┌─ DATASET ROWS

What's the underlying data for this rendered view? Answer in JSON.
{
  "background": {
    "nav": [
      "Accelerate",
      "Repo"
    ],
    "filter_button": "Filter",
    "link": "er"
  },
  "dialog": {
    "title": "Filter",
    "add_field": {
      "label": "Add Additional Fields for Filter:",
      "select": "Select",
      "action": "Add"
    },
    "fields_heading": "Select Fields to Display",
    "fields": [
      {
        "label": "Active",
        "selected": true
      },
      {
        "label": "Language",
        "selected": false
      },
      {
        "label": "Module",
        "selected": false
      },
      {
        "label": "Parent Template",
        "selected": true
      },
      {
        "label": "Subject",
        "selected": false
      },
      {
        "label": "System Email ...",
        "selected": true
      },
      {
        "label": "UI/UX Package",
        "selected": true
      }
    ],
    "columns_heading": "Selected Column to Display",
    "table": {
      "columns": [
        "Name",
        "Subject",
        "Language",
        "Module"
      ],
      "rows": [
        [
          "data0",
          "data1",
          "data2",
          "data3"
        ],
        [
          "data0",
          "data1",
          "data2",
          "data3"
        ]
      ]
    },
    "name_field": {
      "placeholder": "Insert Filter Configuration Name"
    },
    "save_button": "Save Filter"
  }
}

└─

THE REQUEST => Would you reproduce the material above in full, exactly as given?

FULL SOLUTION =>
What's the underlying data for this rendered view? Answer in JSON.
{
  "background": {
    "nav": [
      "Accelerate",
      "Repo"
    ],
    "filter_button": "Filter",
    "link": "er"
  },
  "dialog": {
    "title": "Filter",
    "add_field": {
      "label": "Add Additional Fields for Filter:",
      "select": "Select",
      "action": "Add"
    },
    "fields_heading": "Select Fields to Display",
    "fields": [
      {
        "label": "Active",
        "selected": true
      },
      {
        "label": "Language",
        "selected": false
      },
      {
        "label": "Module",
        "selected": false
      },
      {
        "label": "Parent Template",
        "selected": true
      },
      {
        "label": "Subject",
        "selected": false
      },
      {
        "label": "System Email ...",
        "selected": true
      },
      {
        "label": "UI/UX Package",
        "selected": true
      }
    ],
    "columns_heading": "Selected Column to Display",
    "table": {
      "columns": [
        "Name",
        "Subject",
        "Language",
        "Module"
      ],
      "rows": [
        [
          "data0",
          "data1",
          "data2",
          "data3"
        ],
        [
          "data0",
          "data1",
          "data2",
          "data3"
        ]
      ]
    },
    "name_field": {
      "placeholder": "Insert Filter Configuration Name"
    },
    "save_button": "Save Filter"
  }
}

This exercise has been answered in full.